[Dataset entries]
══════
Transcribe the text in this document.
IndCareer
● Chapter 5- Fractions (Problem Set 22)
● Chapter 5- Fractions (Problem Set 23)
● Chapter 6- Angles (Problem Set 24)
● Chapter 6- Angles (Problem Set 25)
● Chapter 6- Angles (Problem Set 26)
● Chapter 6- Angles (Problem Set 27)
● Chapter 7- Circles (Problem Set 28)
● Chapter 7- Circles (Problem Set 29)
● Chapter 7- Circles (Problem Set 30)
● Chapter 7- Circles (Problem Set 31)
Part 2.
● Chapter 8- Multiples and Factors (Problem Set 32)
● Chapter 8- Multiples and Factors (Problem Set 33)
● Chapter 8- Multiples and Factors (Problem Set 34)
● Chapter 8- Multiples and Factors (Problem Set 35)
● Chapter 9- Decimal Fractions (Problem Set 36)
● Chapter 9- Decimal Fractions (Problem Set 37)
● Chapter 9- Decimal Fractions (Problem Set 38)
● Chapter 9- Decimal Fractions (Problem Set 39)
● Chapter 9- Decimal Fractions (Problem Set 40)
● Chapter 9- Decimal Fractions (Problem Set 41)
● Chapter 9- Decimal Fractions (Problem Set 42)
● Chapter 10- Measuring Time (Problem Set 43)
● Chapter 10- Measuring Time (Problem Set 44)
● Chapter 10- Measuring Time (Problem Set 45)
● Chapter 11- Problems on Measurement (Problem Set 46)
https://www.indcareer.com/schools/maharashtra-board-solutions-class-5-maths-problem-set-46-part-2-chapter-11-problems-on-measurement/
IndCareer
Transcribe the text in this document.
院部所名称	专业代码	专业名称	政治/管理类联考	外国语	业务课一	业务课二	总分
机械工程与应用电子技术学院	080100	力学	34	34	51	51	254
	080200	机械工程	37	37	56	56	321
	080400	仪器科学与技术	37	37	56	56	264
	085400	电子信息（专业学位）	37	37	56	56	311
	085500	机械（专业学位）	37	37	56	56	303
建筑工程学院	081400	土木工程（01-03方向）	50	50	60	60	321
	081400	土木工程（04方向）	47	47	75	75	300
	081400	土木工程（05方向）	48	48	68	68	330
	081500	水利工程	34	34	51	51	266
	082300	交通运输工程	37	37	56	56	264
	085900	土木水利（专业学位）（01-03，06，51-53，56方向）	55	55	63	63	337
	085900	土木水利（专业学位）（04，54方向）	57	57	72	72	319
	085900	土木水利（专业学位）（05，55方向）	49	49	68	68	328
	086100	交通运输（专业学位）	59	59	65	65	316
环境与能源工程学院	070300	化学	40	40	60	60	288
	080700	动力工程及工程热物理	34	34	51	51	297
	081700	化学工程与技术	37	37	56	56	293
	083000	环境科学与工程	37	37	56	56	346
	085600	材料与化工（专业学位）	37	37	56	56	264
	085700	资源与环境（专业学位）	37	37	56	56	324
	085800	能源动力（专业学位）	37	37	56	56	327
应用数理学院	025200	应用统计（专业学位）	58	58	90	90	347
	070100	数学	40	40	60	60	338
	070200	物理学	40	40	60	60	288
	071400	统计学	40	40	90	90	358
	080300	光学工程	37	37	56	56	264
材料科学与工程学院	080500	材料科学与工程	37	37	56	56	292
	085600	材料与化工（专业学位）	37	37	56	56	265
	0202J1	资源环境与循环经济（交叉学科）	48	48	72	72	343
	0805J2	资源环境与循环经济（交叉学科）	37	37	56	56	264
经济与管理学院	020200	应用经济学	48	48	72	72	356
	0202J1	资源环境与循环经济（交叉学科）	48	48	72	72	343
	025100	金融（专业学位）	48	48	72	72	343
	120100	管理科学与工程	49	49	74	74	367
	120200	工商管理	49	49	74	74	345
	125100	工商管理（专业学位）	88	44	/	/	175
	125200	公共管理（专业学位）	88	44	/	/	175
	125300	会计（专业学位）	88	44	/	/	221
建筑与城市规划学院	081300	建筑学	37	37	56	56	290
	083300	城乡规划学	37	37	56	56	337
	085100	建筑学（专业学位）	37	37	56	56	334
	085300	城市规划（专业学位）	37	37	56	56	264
══════
■ THE TASK ■
From the records above, extract every entry exactly as given.

■ COMPLETE ANSWER ■
Transcribe the text in this document.
IndCareer
● Chapter 5- Fractions (Problem Set 22)
● Chapter 5- Fractions (Problem Set 23)
● Chapter 6- Angles (Problem Set 24)
● Chapter 6- Angles (Problem Set 25)
● Chapter 6- Angles (Problem Set 26)
● Chapter 6- Angles (Problem Set 27)
● Chapter 7- Circles (Problem Set 28)
● Chapter 7- Circles (Problem Set 29)
● Chapter 7- Circles (Problem Set 30)
● Chapter 7- Circles (Problem Set 31)
Part 2.
● Chapter 8- Multiples and Factors (Problem Set 32)
● Chapter 8- Multiples and Factors (Problem Set 33)
● Chapter 8- Multiples and Factors (Problem Set 34)
● Chapter 8- Multiples and Factors (Problem Set 35)
● Chapter 9- Decimal Fractions (Problem Set 36)
● Chapter 9- Decimal Fractions (Problem Set 37)
● Chapter 9- Decimal Fractions (Problem Set 38)
● Chapter 9- Decimal Fractions (Problem Set 39)
● Chapter 9- Decimal Fractions (Problem Set 40)
● Chapter 9- Decimal Fractions (Problem Set 41)
● Chapter 9- Decimal Fractions (Problem Set 42)
● Chapter 10- Measuring Time (Problem Set 43)
● Chapter 10- Measuring Time (Problem Set 44)
● Chapter 10- Measuring Time (Problem Set 45)
● Chapter 11- Problems on Measurement (Problem Set 46)
https://www.indcareer.com/schools/maharashtra-board-solutions-class-5-maths-problem-set-46-part-2-chapter-11-problems-on-measurement/
IndCareer
Transcribe the text in this document.
院部所名称	专业代码	专业名称	政治/管理类联考	外国语	业务课一	业务课二	总分
机械工程与应用电子技术学院	080100	力学	34	34	51	51	254
	080200	机械工程	37	37	56	56	321
	080400	仪器科学与技术	37	37	56	56	264
	085400	电子信息（专业学位）	37	37	56	56	311
	085500	机械（专业学位）	37	37	56	56	303
建筑工程学院	081400	土木工程（01-03方向）	50	50	60	60	321
	081400	土木工程（04方向）	47	47	75	75	300
	081400	土木工程（05方向）	48	48	68	68	330
	081500	水利工程	34	34	51	51	266
	082300	交通运输工程	37	37	56	56	264
	085900	土木水利（专业学位）（01-03，06，51-53，56方向）	55	55	63	63	337
	085900	土木水利（专业学位）（04，54方向）	57	57	72	72	319
	085900	土木水利（专业学位）（05，55方向）	49	49	68	68	328
	086100	交通运输（专业学位）	59	59	65	65	316
环境与能源工程学院	070300	化学	40	40	60	60	288
	080700	动力工程及工程热物理	34	34	51	51	297
	081700	化学工程与技术	37	37	56	56	293
	083000	环境科学与工程	37	37	56	56	346
	085600	材料与化工（专业学位）	37	37	56	56	264
	085700	资源与环境（专业学位）	37	37	56	56	324
	085800	能源动力（专业学位）	37	37	56	56	327
应用数理学院	025200	应用统计（专业学位）	58	58	90	90	347
	070100	数学	40	40	60	60	338
	070200	物理学	40	40	60	60	288
	071400	统计学	40	40	90	90	358
	080300	光学工程	37	37	56	56	264
材料科学与工程学院	080500	材料科学与工程	37	37	56	56	292
	085600	材料与化工（专业学位）	37	37	56	56	265
	0202J1	资源环境与循环经济（交叉学科）	48	48	72	72	343
	0805J2	资源环境与循环经济（交叉学科）	37	37	56	56	264
经济与管理学院	020200	应用经济学	48	48	72	72	356
	0202J1	资源环境与循环经济（交叉学科）	48	48	72	72	343
	025100	金融（专业学位）	48	48	72	72	343
	120100	管理科学与工程	49	49	74	74	367
	120200	工商管理	49	49	74	74	345
	125100	工商管理（专业学位）	88	44	/	/	175
	125200	公共管理（专业学位）	88	44	/	/	175
	125300	会计（专业学位）	88	44	/	/	221
建筑与城市规划学院	081300	建筑学	37	37	56	56	290
	083300	城乡规划学	37	37	56	56	337
	085100	建筑学（专业学位）	37	37	56	56	334
	085300	城市规划（专业学位）	37	37	56	56	264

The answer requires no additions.